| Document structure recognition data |
* * *

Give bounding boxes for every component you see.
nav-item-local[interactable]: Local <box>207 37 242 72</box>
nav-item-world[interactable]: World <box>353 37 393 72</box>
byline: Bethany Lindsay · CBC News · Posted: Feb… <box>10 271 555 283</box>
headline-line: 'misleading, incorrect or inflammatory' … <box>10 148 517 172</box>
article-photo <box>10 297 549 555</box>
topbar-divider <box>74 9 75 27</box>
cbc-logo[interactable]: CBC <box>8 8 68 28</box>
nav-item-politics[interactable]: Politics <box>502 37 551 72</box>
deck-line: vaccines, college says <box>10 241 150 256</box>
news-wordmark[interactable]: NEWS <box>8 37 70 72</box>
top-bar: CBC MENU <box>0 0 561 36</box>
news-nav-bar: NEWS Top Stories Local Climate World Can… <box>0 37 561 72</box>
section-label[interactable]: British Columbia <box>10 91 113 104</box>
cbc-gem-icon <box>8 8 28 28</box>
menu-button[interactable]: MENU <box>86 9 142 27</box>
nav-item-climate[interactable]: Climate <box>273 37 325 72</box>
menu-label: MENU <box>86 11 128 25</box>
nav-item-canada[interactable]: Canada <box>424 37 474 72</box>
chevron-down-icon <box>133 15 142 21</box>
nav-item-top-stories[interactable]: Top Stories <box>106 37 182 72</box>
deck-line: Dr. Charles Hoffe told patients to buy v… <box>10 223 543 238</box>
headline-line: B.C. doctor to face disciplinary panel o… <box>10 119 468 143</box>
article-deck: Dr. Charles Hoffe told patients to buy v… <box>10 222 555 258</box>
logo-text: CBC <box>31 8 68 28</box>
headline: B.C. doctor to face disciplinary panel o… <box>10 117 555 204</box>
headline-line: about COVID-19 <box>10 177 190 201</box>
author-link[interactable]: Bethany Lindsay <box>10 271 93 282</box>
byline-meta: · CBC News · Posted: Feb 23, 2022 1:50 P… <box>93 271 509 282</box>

* * *

All of the entries need to be given again, word for word.

| Result of this task |
Give bounding boxes for every component you see.
nav-item-local[interactable]: Local <box>207 37 242 72</box>
nav-item-world[interactable]: World <box>353 37 393 72</box>
byline: Bethany Lindsay · CBC News · Posted: Feb… <box>10 271 555 283</box>
headline-line: 'misleading, incorrect or inflammatory' … <box>10 148 517 172</box>
article-photo <box>10 297 549 555</box>
topbar-divider <box>74 9 75 27</box>
cbc-logo[interactable]: CBC <box>8 8 68 28</box>
nav-item-politics[interactable]: Politics <box>502 37 551 72</box>
deck-line: vaccines, college says <box>10 241 150 256</box>
news-wordmark[interactable]: NEWS <box>8 37 70 72</box>
top-bar: CBC MENU <box>0 0 561 36</box>
news-nav-bar: NEWS Top Stories Local Climate World Can… <box>0 37 561 72</box>
section-label[interactable]: British Columbia <box>10 91 113 104</box>
cbc-gem-icon <box>8 8 28 28</box>
menu-button[interactable]: MENU <box>86 9 142 27</box>
nav-item-climate[interactable]: Climate <box>273 37 325 72</box>
menu-label: MENU <box>86 11 128 25</box>
nav-item-canada[interactable]: Canada <box>424 37 474 72</box>
chevron-down-icon <box>133 15 142 21</box>
nav-item-top-stories[interactable]: Top Stories <box>106 37 182 72</box>
deck-line: Dr. Charles Hoffe told patients to buy v… <box>10 223 543 238</box>
headline-line: B.C. doctor to face disciplinary panel o… <box>10 119 468 143</box>
article-deck: Dr. Charles Hoffe told patients to buy v… <box>10 222 555 258</box>
logo-text: CBC <box>31 8 68 28</box>
headline: B.C. doctor to face disciplinary panel o… <box>10 117 555 204</box>
headline-line: about COVID-19 <box>10 177 190 201</box>
author-link[interactable]: Bethany Lindsay <box>10 271 93 282</box>
byline-meta: · CBC News · Posted: Feb 23, 2022 1:50 P… <box>93 271 509 282</box>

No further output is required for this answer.